### Task directions
Repeat each entry as written, dropping any picture you find.

### Given data

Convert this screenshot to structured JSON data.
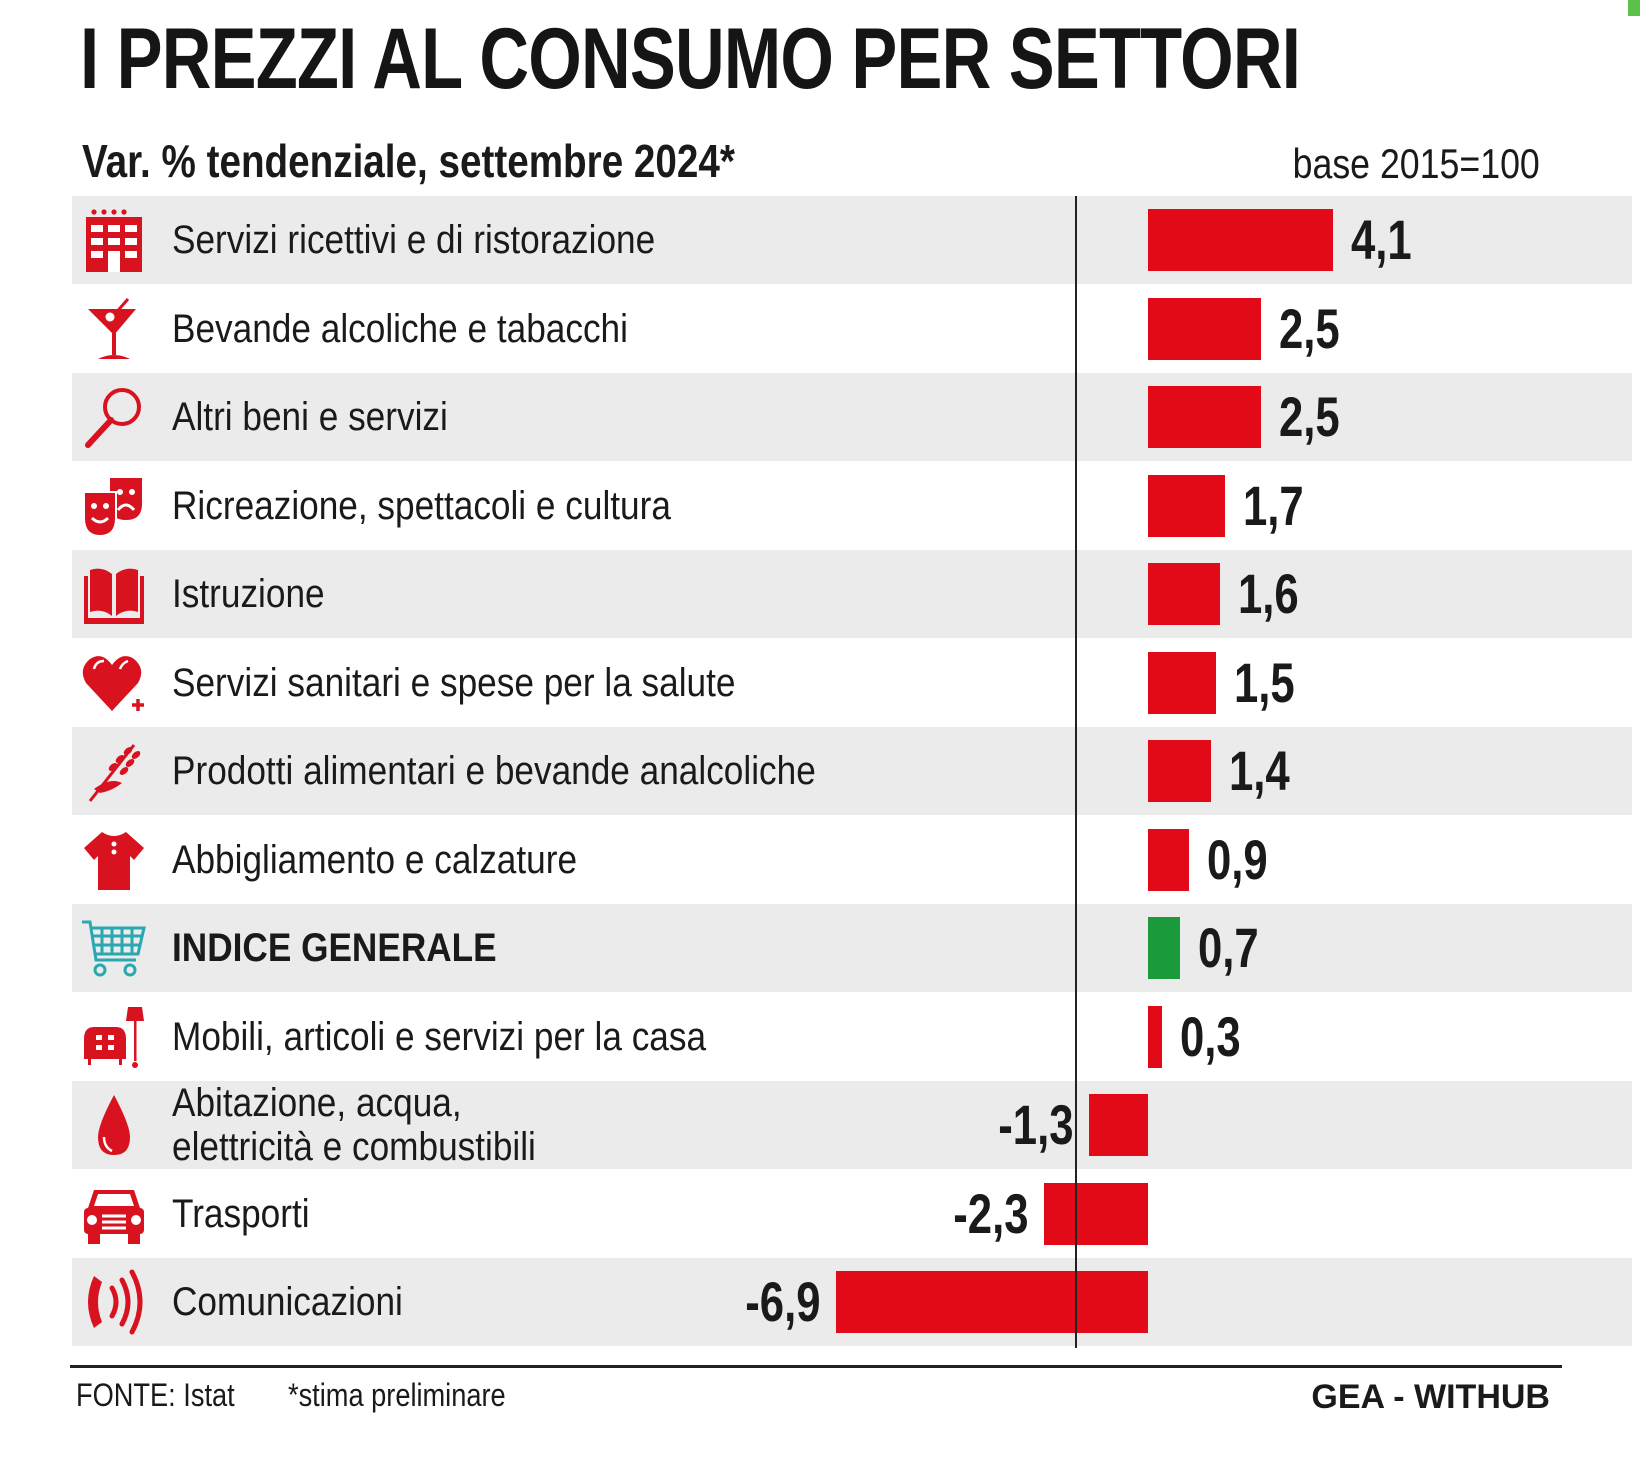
{
  "header": {
    "title": "I PREZZI AL CONSUMO PER SETTORI",
    "subtitle": "Var. % tendenziale, settembre 2024*",
    "base_note": "base 2015=100"
  },
  "footer": {
    "source": "FONTE: Istat",
    "note": "*stima preliminare",
    "credit": "GEA - WITHUB"
  },
  "colors": {
    "bar_positive": "#e20a17",
    "bar_index": "#1a9a3a",
    "icon_red": "#d9121f",
    "icon_teal": "#2aa7b0",
    "row_grey": "#ebebeb"
  },
  "chart_data": {
    "type": "bar",
    "orientation": "horizontal",
    "title": "I PREZZI AL CONSUMO PER SETTORI",
    "subtitle": "Var. % tendenziale, settembre 2024*",
    "xlabel": "",
    "ylabel": "",
    "xlim": [
      -6.9,
      4.1
    ],
    "grid": false,
    "legend": "none",
    "categories": [
      "Servizi ricettivi e di ristorazione",
      "Bevande alcoliche e tabacchi",
      "Altri beni e servizi",
      "Ricreazione, spettacoli e cultura",
      "Istruzione",
      "Servizi sanitari e spese per la salute",
      "Prodotti alimentari e bevande analcoliche",
      "Abbigliamento e calzature",
      "INDICE GENERALE",
      "Mobili, articoli e servizi per la casa",
      "Abitazione, acqua, elettricità e combustibili",
      "Trasporti",
      "Comunicazioni"
    ],
    "values": [
      4.1,
      2.5,
      2.5,
      1.7,
      1.6,
      1.5,
      1.4,
      0.9,
      0.7,
      0.3,
      -1.3,
      -2.3,
      -6.9
    ],
    "value_labels": [
      "4,1",
      "2,5",
      "2,5",
      "1,7",
      "1,6",
      "1,5",
      "1,4",
      "0,9",
      "0,7",
      "0,3",
      "-1,3",
      "-2,3",
      "-6,9"
    ],
    "highlight": "INDICE GENERALE",
    "rows": [
      {
        "label": "Servizi ricettivi e di ristorazione",
        "icon": "hotel-icon",
        "value": 4.1,
        "value_label": "4,1"
      },
      {
        "label": "Bevande alcoliche e tabacchi",
        "icon": "cocktail-icon",
        "value": 2.5,
        "value_label": "2,5"
      },
      {
        "label": "Altri beni e servizi",
        "icon": "magnifier-icon",
        "value": 2.5,
        "value_label": "2,5"
      },
      {
        "label": "Ricreazione, spettacoli e cultura",
        "icon": "theater-masks-icon",
        "value": 1.7,
        "value_label": "1,7"
      },
      {
        "label": "Istruzione",
        "icon": "open-book-icon",
        "value": 1.6,
        "value_label": "1,6"
      },
      {
        "label": "Servizi sanitari e spese per la salute",
        "icon": "heart-plus-icon",
        "value": 1.5,
        "value_label": "1,5"
      },
      {
        "label": "Prodotti alimentari e bevande analcoliche",
        "icon": "wheat-hand-icon",
        "value": 1.4,
        "value_label": "1,4"
      },
      {
        "label": "Abbigliamento e calzature",
        "icon": "shirt-icon",
        "value": 0.9,
        "value_label": "0,9"
      },
      {
        "label": "INDICE GENERALE",
        "icon": "shopping-cart-icon",
        "value": 0.7,
        "value_label": "0,7",
        "bold": true
      },
      {
        "label": "Mobili, articoli e servizi per la casa",
        "icon": "armchair-lamp-icon",
        "value": 0.3,
        "value_label": "0,3"
      },
      {
        "label": "Abitazione, acqua,",
        "label_line2": "elettricità e combustibili",
        "icon": "drop-icon",
        "value": -1.3,
        "value_label": "-1,3"
      },
      {
        "label": "Trasporti",
        "icon": "car-icon",
        "value": -2.3,
        "value_label": "-2,3"
      },
      {
        "label": "Comunicazioni",
        "icon": "phone-signal-icon",
        "value": -6.9,
        "value_label": "-6,9"
      }
    ]
  }
}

### Answer to this problem
Convert this screenshot to structured JSON data.
{
  "header": {
    "title": "I PREZZI AL CONSUMO PER SETTORI",
    "subtitle": "Var. % tendenziale, settembre 2024*",
    "base_note": "base 2015=100"
  },
  "footer": {
    "source": "FONTE: Istat",
    "note": "*stima preliminare",
    "credit": "GEA - WITHUB"
  },
  "colors": {
    "bar_positive": "#e20a17",
    "bar_index": "#1a9a3a",
    "icon_red": "#d9121f",
    "icon_teal": "#2aa7b0",
    "row_grey": "#ebebeb"
  },
  "chart_data": {
    "type": "bar",
    "orientation": "horizontal",
    "title": "I PREZZI AL CONSUMO PER SETTORI",
    "subtitle": "Var. % tendenziale, settembre 2024*",
    "xlabel": "",
    "ylabel": "",
    "xlim": [
      -6.9,
      4.1
    ],
    "grid": false,
    "legend": "none",
    "categories": [
      "Servizi ricettivi e di ristorazione",
      "Bevande alcoliche e tabacchi",
      "Altri beni e servizi",
      "Ricreazione, spettacoli e cultura",
      "Istruzione",
      "Servizi sanitari e spese per la salute",
      "Prodotti alimentari e bevande analcoliche",
      "Abbigliamento e calzature",
      "INDICE GENERALE",
      "Mobili, articoli e servizi per la casa",
      "Abitazione, acqua, elettricità e combustibili",
      "Trasporti",
      "Comunicazioni"
    ],
    "values": [
      4.1,
      2.5,
      2.5,
      1.7,
      1.6,
      1.5,
      1.4,
      0.9,
      0.7,
      0.3,
      -1.3,
      -2.3,
      -6.9
    ],
    "value_labels": [
      "4,1",
      "2,5",
      "2,5",
      "1,7",
      "1,6",
      "1,5",
      "1,4",
      "0,9",
      "0,7",
      "0,3",
      "-1,3",
      "-2,3",
      "-6,9"
    ],
    "highlight": "INDICE GENERALE",
    "rows": [
      {
        "label": "Servizi ricettivi e di ristorazione",
        "icon": "hotel-icon",
        "value": 4.1,
        "value_label": "4,1"
      },
      {
        "label": "Bevande alcoliche e tabacchi",
        "icon": "cocktail-icon",
        "value": 2.5,
        "value_label": "2,5"
      },
      {
        "label": "Altri beni e servizi",
        "icon": "magnifier-icon",
        "value": 2.5,
        "value_label": "2,5"
      },
      {
        "label": "Ricreazione, spettacoli e cultura",
        "icon": "theater-masks-icon",
        "value": 1.7,
        "value_label": "1,7"
      },
      {
        "label": "Istruzione",
        "icon": "open-book-icon",
        "value": 1.6,
        "value_label": "1,6"
      },
      {
        "label": "Servizi sanitari e spese per la salute",
        "icon": "heart-plus-icon",
        "value": 1.5,
        "value_label": "1,5"
      },
      {
        "label": "Prodotti alimentari e bevande analcoliche",
        "icon": "wheat-hand-icon",
        "value": 1.4,
        "value_label": "1,4"
      },
      {
        "label": "Abbigliamento e calzature",
        "icon": "shirt-icon",
        "value": 0.9,
        "value_label": "0,9"
      },
      {
        "label": "INDICE GENERALE",
        "icon": "shopping-cart-icon",
        "value": 0.7,
        "value_label": "0,7",
        "bold": true
      },
      {
        "label": "Mobili, articoli e servizi per la casa",
        "icon": "armchair-lamp-icon",
        "value": 0.3,
        "value_label": "0,3"
      },
      {
        "label": "Abitazione, acqua,",
        "label_line2": "elettricità e combustibili",
        "icon": "drop-icon",
        "value": -1.3,
        "value_label": "-1,3"
      },
      {
        "label": "Trasporti",
        "icon": "car-icon",
        "value": -2.3,
        "value_label": "-2,3"
      },
      {
        "label": "Comunicazioni",
        "icon": "phone-signal-icon",
        "value": -6.9,
        "value_label": "-6,9"
      }
    ]
  }
}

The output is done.